WHAT YOU SHOULD DO: Copy out each line that includes the word "icon".

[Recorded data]
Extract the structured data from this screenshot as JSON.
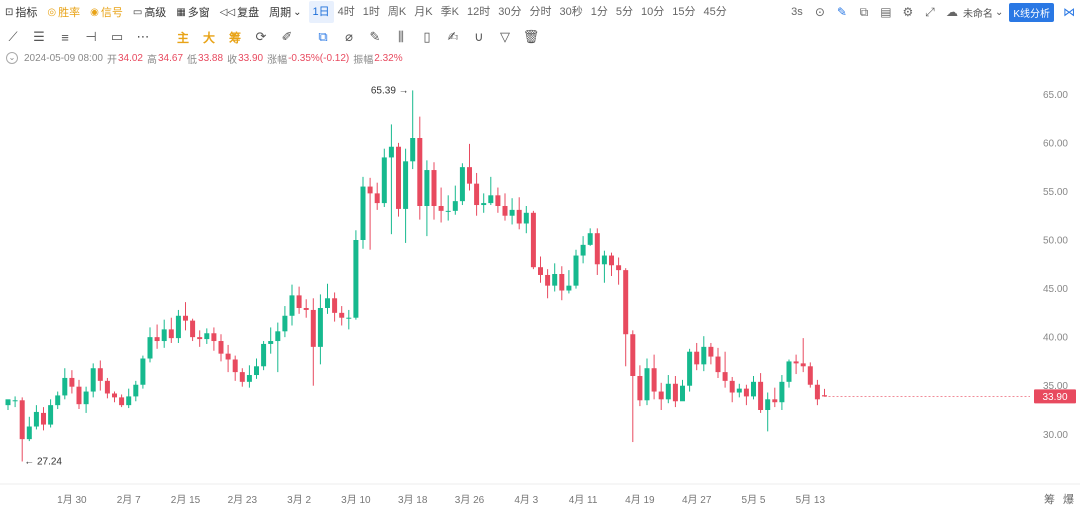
{
  "toolbar": {
    "items": [
      {
        "label": "指标",
        "icon": "chart-icon"
      },
      {
        "label": "胜率",
        "icon": "target-icon"
      },
      {
        "label": "信号",
        "icon": "bulb-icon"
      },
      {
        "label": "高级",
        "icon": "briefcase-icon"
      },
      {
        "label": "多窗",
        "icon": "grid-icon"
      },
      {
        "label": "复盘",
        "icon": "rewind-icon"
      }
    ],
    "period_label": "周期",
    "periods": [
      "1日",
      "4时",
      "1时",
      "周K",
      "月K",
      "季K",
      "12时",
      "30分",
      "分时",
      "30秒",
      "1分",
      "5分",
      "10分",
      "15分",
      "45分"
    ],
    "active_period": "1日",
    "interval": "3s",
    "doc_name": "未命名",
    "k_button": "K线分析"
  },
  "drawing_tools": {
    "text_tools": [
      "主",
      "大",
      "筹"
    ]
  },
  "info": {
    "date": "2024-05-09 08:00",
    "open_label": "开",
    "open": "34.02",
    "high_label": "高",
    "high": "34.67",
    "low_label": "低",
    "low": "33.88",
    "close_label": "收",
    "close": "33.90",
    "change_label": "涨幅",
    "change": "-0.35%(-0.12)",
    "amp_label": "振幅",
    "amp": "2.32%"
  },
  "bottom_labels": [
    "筹",
    "爆"
  ],
  "colors": {
    "up": "#16b98e",
    "down": "#e84a5f",
    "accent": "#2a78e4"
  },
  "chart_data": {
    "type": "candlestick",
    "y_ticks": [
      30,
      35,
      40,
      45,
      50,
      55,
      60,
      65
    ],
    "ylim": [
      25.5,
      67.5
    ],
    "x_tick_labels": [
      "1月 30",
      "2月 7",
      "2月 15",
      "2月 23",
      "3月 2",
      "3月 10",
      "3月 18",
      "3月 26",
      "4月 3",
      "4月 11",
      "4月 19",
      "4月 27",
      "5月 5",
      "5月 13"
    ],
    "x_tick_index": [
      9,
      17,
      25,
      33,
      41,
      49,
      57,
      65,
      73,
      81,
      89,
      97,
      105,
      113
    ],
    "max_label": "65.39",
    "min_label": "27.24",
    "last_price": "33.90",
    "candles": [
      [
        33.0,
        33.6,
        33.4,
        32.5
      ],
      [
        33.4,
        33.5,
        33.9,
        32.8
      ],
      [
        33.5,
        29.5,
        33.8,
        27.2
      ],
      [
        29.5,
        30.8,
        31.8,
        29.3
      ],
      [
        30.8,
        32.3,
        33.0,
        30.5
      ],
      [
        32.2,
        31.0,
        32.8,
        30.4
      ],
      [
        31.0,
        33.0,
        33.6,
        30.7
      ],
      [
        33.0,
        34.0,
        34.4,
        32.6
      ],
      [
        34.0,
        35.8,
        36.8,
        33.6
      ],
      [
        35.8,
        34.9,
        36.6,
        34.2
      ],
      [
        34.9,
        33.1,
        35.6,
        32.6
      ],
      [
        33.1,
        34.4,
        34.9,
        32.2
      ],
      [
        34.4,
        36.8,
        37.3,
        33.8
      ],
      [
        36.8,
        35.5,
        37.6,
        34.5
      ],
      [
        35.5,
        34.2,
        35.8,
        33.7
      ],
      [
        34.2,
        33.8,
        34.4,
        33.3
      ],
      [
        33.8,
        33.0,
        34.1,
        32.8
      ],
      [
        33.0,
        33.9,
        34.7,
        32.7
      ],
      [
        33.9,
        35.1,
        35.5,
        33.4
      ],
      [
        35.1,
        37.8,
        38.1,
        34.7
      ],
      [
        37.8,
        40.0,
        41.0,
        37.4
      ],
      [
        40.0,
        39.6,
        41.3,
        38.8
      ],
      [
        39.6,
        40.8,
        41.8,
        38.9
      ],
      [
        40.8,
        39.9,
        42.0,
        39.4
      ],
      [
        39.9,
        42.2,
        42.8,
        39.4
      ],
      [
        42.2,
        41.7,
        43.6,
        40.7
      ],
      [
        41.7,
        40.0,
        41.9,
        39.6
      ],
      [
        40.0,
        39.8,
        40.7,
        39.0
      ],
      [
        39.8,
        40.4,
        40.9,
        39.3
      ],
      [
        40.4,
        39.6,
        41.0,
        38.6
      ],
      [
        39.6,
        38.3,
        40.3,
        37.5
      ],
      [
        38.3,
        37.7,
        39.2,
        36.4
      ],
      [
        37.7,
        36.4,
        38.1,
        35.5
      ],
      [
        36.4,
        35.4,
        36.8,
        34.9
      ],
      [
        35.4,
        36.1,
        37.1,
        34.8
      ],
      [
        36.1,
        37.0,
        37.8,
        35.7
      ],
      [
        37.0,
        39.3,
        39.6,
        36.6
      ],
      [
        39.3,
        39.6,
        41.0,
        38.3
      ],
      [
        39.6,
        40.6,
        41.5,
        36.4
      ],
      [
        40.6,
        42.2,
        43.2,
        40.0
      ],
      [
        42.2,
        44.3,
        45.4,
        41.2
      ],
      [
        44.3,
        43.0,
        45.2,
        42.4
      ],
      [
        43.0,
        42.8,
        43.9,
        42.0
      ],
      [
        42.8,
        39.0,
        44.0,
        35.0
      ],
      [
        39.0,
        43.0,
        44.4,
        37.2
      ],
      [
        43.0,
        44.0,
        45.5,
        42.4
      ],
      [
        44.0,
        42.5,
        44.6,
        41.6
      ],
      [
        42.5,
        42.0,
        43.2,
        41.2
      ],
      [
        42.0,
        42.0,
        42.8,
        40.8
      ],
      [
        42.0,
        50.0,
        51.0,
        41.8
      ],
      [
        50.0,
        55.5,
        56.5,
        49.1
      ],
      [
        55.5,
        54.8,
        56.4,
        49.0
      ],
      [
        54.8,
        53.8,
        55.9,
        53.1
      ],
      [
        53.8,
        58.5,
        59.4,
        53.4
      ],
      [
        58.5,
        59.6,
        61.9,
        50.6
      ],
      [
        59.6,
        53.2,
        60.0,
        52.4
      ],
      [
        53.2,
        58.1,
        59.4,
        49.7
      ],
      [
        58.1,
        60.5,
        65.4,
        57.3
      ],
      [
        60.5,
        53.5,
        62.7,
        52.1
      ],
      [
        53.5,
        57.2,
        58.2,
        50.4
      ],
      [
        57.2,
        53.5,
        58.0,
        52.1
      ],
      [
        53.5,
        53.0,
        55.4,
        51.8
      ],
      [
        53.0,
        53.0,
        54.6,
        52.0
      ],
      [
        53.0,
        54.0,
        55.6,
        52.6
      ],
      [
        54.0,
        57.5,
        57.9,
        53.6
      ],
      [
        57.5,
        55.8,
        59.9,
        55.1
      ],
      [
        55.8,
        53.6,
        56.9,
        52.5
      ],
      [
        53.6,
        53.8,
        54.8,
        52.8
      ],
      [
        53.8,
        54.6,
        56.5,
        53.6
      ],
      [
        54.6,
        53.5,
        55.4,
        52.8
      ],
      [
        53.5,
        52.5,
        54.8,
        52.0
      ],
      [
        52.5,
        53.1,
        54.3,
        51.6
      ],
      [
        53.1,
        51.7,
        54.4,
        51.1
      ],
      [
        51.7,
        52.8,
        53.5,
        50.7
      ],
      [
        52.8,
        47.2,
        53.0,
        47.0
      ],
      [
        47.2,
        46.4,
        48.3,
        45.6
      ],
      [
        46.4,
        45.3,
        47.0,
        44.0
      ],
      [
        45.3,
        46.5,
        47.6,
        44.7
      ],
      [
        46.5,
        44.8,
        47.3,
        43.8
      ],
      [
        44.8,
        45.3,
        46.9,
        44.5
      ],
      [
        45.3,
        48.4,
        49.0,
        45.0
      ],
      [
        48.4,
        49.5,
        50.4,
        47.6
      ],
      [
        49.5,
        50.7,
        51.2,
        49.4
      ],
      [
        50.7,
        47.5,
        51.2,
        46.4
      ],
      [
        47.5,
        48.4,
        48.9,
        45.6
      ],
      [
        48.4,
        47.4,
        48.7,
        46.3
      ],
      [
        47.4,
        46.9,
        48.2,
        45.4
      ],
      [
        46.9,
        40.3,
        47.1,
        37.0
      ],
      [
        40.3,
        36.0,
        40.7,
        29.2
      ],
      [
        36.0,
        33.5,
        37.1,
        32.9
      ],
      [
        33.5,
        36.8,
        37.8,
        33.0
      ],
      [
        36.8,
        34.4,
        38.2,
        33.6
      ],
      [
        34.4,
        33.6,
        35.3,
        32.5
      ],
      [
        33.6,
        35.2,
        36.1,
        33.2
      ],
      [
        35.2,
        33.4,
        36.0,
        32.8
      ],
      [
        33.4,
        35.0,
        35.6,
        34.2
      ],
      [
        35.0,
        38.5,
        38.8,
        34.4
      ],
      [
        38.5,
        37.2,
        39.4,
        36.6
      ],
      [
        37.2,
        39.0,
        40.1,
        36.5
      ],
      [
        39.0,
        38.0,
        39.4,
        37.2
      ],
      [
        38.0,
        36.4,
        38.9,
        35.8
      ],
      [
        36.4,
        35.5,
        38.5,
        34.8
      ],
      [
        35.5,
        34.3,
        35.9,
        33.3
      ],
      [
        34.3,
        34.7,
        35.2,
        33.8
      ],
      [
        34.7,
        33.9,
        35.1,
        33.0
      ],
      [
        33.9,
        35.4,
        36.0,
        33.6
      ],
      [
        35.4,
        32.5,
        36.3,
        32.2
      ],
      [
        32.5,
        33.6,
        34.3,
        30.3
      ],
      [
        33.6,
        33.3,
        34.8,
        32.8
      ],
      [
        33.3,
        35.4,
        36.1,
        32.5
      ],
      [
        35.4,
        37.5,
        37.7,
        34.8
      ],
      [
        37.5,
        37.3,
        38.2,
        36.2
      ],
      [
        37.3,
        37.0,
        39.9,
        36.4
      ],
      [
        37.0,
        35.1,
        37.4,
        34.8
      ],
      [
        35.1,
        33.6,
        35.6,
        33.0
      ],
      [
        34.02,
        33.9,
        34.67,
        33.88
      ]
    ]
  }
}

REPLY:
        "icon": "chart-icon"
        "icon": "target-icon"
        "icon": "bulb-icon"
        "icon": "briefcase-icon"
        "icon": "grid-icon"
        "icon": "rewind-icon"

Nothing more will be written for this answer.